◆ Dataset records
···

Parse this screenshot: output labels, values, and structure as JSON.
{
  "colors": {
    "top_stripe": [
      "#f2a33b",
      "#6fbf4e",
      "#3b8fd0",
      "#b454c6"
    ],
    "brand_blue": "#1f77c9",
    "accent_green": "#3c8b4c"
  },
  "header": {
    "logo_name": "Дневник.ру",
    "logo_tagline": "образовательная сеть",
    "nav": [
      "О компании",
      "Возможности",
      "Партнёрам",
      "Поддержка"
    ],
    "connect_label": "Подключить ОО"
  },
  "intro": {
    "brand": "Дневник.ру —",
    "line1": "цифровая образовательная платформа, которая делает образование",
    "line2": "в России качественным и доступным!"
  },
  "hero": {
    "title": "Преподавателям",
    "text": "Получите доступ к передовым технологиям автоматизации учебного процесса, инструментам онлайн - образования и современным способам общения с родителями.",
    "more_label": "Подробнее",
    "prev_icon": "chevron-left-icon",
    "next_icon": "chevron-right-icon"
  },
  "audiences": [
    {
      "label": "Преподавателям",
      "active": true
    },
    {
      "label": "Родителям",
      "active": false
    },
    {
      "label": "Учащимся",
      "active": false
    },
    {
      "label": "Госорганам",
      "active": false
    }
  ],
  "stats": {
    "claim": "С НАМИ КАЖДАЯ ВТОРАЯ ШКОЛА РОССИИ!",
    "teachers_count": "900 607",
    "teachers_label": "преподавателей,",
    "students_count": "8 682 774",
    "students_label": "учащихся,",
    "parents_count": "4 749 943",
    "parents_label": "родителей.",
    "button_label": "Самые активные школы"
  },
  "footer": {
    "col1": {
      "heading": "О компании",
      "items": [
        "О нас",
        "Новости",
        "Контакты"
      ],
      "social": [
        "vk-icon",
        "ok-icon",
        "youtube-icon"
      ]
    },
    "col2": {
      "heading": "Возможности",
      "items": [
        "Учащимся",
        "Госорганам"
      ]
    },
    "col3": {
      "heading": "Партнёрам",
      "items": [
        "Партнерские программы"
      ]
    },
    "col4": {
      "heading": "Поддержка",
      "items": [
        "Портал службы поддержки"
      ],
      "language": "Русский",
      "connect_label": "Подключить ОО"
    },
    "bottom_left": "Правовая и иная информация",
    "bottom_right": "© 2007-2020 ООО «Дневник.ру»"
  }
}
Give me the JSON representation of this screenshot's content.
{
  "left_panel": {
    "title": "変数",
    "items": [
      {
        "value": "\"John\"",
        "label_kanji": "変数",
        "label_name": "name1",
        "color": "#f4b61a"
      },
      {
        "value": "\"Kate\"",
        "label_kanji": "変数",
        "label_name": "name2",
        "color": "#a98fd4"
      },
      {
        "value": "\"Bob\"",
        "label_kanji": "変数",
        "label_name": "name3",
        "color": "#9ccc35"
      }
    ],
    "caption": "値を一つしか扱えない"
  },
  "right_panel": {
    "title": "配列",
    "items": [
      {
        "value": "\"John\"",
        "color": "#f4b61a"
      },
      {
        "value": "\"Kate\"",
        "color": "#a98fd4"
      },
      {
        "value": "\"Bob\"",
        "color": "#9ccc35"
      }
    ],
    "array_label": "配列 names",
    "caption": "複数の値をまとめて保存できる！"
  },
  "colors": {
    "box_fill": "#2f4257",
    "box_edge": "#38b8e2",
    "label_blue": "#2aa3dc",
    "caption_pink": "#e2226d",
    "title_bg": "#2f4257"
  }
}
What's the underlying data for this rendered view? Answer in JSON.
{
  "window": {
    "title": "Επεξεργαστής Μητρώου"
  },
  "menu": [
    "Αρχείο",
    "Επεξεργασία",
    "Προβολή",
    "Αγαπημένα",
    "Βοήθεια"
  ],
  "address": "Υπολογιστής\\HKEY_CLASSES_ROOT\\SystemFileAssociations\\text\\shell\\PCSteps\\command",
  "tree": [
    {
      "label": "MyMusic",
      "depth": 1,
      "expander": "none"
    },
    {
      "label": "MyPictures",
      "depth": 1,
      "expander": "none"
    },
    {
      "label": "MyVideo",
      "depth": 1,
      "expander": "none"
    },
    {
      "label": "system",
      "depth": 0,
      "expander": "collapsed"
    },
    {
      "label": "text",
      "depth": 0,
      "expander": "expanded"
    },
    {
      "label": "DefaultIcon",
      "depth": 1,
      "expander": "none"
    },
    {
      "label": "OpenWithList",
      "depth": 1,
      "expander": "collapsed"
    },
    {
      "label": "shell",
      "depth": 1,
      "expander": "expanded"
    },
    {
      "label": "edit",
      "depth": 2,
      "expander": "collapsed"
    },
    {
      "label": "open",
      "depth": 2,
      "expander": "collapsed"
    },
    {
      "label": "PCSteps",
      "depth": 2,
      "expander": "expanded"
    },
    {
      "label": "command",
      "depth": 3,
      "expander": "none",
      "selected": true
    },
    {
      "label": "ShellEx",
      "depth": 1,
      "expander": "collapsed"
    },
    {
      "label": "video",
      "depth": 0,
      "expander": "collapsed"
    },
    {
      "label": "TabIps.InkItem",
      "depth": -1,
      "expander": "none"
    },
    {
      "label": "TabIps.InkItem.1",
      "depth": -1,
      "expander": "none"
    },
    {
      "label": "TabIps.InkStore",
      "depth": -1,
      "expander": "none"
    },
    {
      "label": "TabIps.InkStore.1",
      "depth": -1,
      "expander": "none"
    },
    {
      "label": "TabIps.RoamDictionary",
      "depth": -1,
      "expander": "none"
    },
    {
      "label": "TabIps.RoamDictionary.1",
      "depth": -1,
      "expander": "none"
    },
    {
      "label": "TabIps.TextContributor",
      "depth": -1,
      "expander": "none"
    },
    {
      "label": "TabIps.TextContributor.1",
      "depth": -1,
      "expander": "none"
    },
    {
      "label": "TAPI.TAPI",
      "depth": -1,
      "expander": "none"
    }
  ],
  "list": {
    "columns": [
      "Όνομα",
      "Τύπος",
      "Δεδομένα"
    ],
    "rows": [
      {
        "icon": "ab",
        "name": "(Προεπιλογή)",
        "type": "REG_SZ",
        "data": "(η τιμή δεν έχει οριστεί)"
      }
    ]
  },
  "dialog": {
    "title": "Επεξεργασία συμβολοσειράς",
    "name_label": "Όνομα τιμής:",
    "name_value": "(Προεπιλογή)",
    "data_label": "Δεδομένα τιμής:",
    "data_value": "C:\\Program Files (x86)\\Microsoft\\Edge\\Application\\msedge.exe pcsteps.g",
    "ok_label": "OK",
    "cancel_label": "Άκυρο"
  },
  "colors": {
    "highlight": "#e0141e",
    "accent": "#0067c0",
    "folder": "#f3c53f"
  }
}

···

◆ Task objective
Pull every line containing "τιμής" out of the records.

◆ Written response
    "name_label": "Όνομα τιμής:",
    "data_label": "Δεδομένα τιμής:",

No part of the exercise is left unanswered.